*** Opening EXCERPTED TEXT ***

On the northern end, the University Medical Center at Princeton is weighing its options for expansion or relocation. While the hospital has yet to make a decision or to even indicate how it might decide, major change will come to that end of Witherspoon Street regardless. If the hospital stays, residents will have to shoulder the impact of taller buildings and increased traffic. If it leaves, residents will have to decide what takes the hospital's place. This daunting question has suddenly entered the community discourse, leaving many residents unsure of the future of their own backyards.

But what has also come out of these dialogues is the history that preceded this discussion, the hospital, the library, and the new municipal garage.

In discussing Witherspoon Street, Wanda Gunning, chairperson of the Regional Planning Board of Princeton and one of Princeton's several "unofficial" historians, offered more than a bit of perspective.

*** Closing EXCERPTED TEXT ***
*** Opening GIVEN INFORMATION ***

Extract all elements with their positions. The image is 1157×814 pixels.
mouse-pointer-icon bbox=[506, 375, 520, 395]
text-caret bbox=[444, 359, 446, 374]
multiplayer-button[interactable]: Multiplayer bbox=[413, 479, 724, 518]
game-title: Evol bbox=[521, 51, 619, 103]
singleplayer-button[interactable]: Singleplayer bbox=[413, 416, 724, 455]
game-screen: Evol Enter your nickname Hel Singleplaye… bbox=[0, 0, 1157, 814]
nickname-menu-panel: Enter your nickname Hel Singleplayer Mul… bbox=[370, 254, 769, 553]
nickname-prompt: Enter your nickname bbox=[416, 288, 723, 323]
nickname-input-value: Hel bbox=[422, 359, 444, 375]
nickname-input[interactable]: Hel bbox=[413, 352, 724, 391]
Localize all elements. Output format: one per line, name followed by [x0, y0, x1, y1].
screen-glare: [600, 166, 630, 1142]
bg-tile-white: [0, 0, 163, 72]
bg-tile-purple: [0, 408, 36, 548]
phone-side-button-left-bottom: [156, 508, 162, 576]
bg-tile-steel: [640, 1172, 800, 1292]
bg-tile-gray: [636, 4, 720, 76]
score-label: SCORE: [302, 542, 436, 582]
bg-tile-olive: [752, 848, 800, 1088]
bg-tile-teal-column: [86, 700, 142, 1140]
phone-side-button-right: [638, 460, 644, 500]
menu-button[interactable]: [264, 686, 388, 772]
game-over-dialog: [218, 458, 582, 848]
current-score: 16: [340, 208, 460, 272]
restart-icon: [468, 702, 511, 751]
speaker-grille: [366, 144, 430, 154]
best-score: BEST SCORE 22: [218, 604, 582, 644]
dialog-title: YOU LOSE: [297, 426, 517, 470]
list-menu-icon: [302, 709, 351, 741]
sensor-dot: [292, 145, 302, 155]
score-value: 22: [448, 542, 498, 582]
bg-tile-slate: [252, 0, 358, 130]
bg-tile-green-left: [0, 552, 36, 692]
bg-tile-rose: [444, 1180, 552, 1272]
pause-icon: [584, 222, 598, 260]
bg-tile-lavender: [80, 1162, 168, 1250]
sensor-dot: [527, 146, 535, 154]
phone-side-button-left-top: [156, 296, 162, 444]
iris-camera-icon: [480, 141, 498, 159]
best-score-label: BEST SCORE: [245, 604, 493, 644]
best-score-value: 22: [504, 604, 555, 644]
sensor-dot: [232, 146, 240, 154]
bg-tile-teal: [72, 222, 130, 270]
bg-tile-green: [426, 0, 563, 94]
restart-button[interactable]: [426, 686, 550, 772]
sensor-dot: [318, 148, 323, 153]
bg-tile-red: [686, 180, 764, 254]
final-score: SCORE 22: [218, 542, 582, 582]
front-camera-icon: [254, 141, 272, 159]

*** Closing GIVEN INFORMATION ***

**WORK INSTRUCTION A:** In the Witherspoon Street passage, why will major change come to the northern end of the street whatever the hospital decides?
**WORK INSTRUCTION B:** Decide whether each statement agrees with the Witherspoon Street passage, answering yes or no and quoting the deciding words: (i) The hospital has already announced that it will relocate. (ii) Wanda Gunning chairs the Regional Planning Board of Princeton. (iii) The question of what might replace the hospital has long been part of community discussion.
**WORK INSTRUCTION C:** Carry the Witherspoon Street passage forward from its final sentence.

**RESPONSE AREA A:** Both possible outcomes bring change. If the hospital stays, residents will have to shoulder the impact of taller buildings and increased traffic. If it leaves, residents will have to decide what takes the hospital's place.

**RESPONSE AREA B:**
(i) No: "the hospital has yet to make a decision or to even indicate how it might decide"
(ii) Yes: "Wanda Gunning, chairperson of the Regional Planning Board of Princeton"
(iii) No: "This daunting question has suddenly entered the community discourse"

**RESPONSE AREA C:**
Witherspoon Street "was the dividing line between two estates owned by Thomas Leonard in the 18th century," she said. Mr. Leonard, who died around the time of the University's chartering in 1746, was the biggest single financial and land donor to Princeton University at the time.

Mr. Leonard came to Princeton around 1710, married the widow of the late Richard Stockton, a signer of the Declaration of Independence. He subsequently acquired all of the Stocktons' 5,000 acres to distribute to the Stockton children, keeping some of it for himself.

A wealthy landowner and major figure in New Jersey politics, Mr. Leonard left a definitive legacy, as exhibited by "lost heirs" of Mr. Leonard's who perennially turn up in New Jersey's court system.

Since Mr. Leonard's death, Ms. Gunning continued, land ownership changed hands several times. The part of the road that was home to Mansgrove House, which still stands on Terhune Road, was owned at one point by John Witherspoon. His widow subsequently lost that estate, and constant challenges in the courts ensued.

Eventually, the land from Mansgrove up to about Clay Street, Ms. Gunning continued, was developed into what was known in the 19th century as the Ferguson Tract, named after Josiah Ferguson, a captain in the Revolution. Mr. Ferguson built some modest housing on that land.

On the other side of the street, Thomas Wiggins, the town doctor, had picked up much of the current cemetery's land, which he subsequently left to the Presbyterian church. There were also some houses where the cemetery is now.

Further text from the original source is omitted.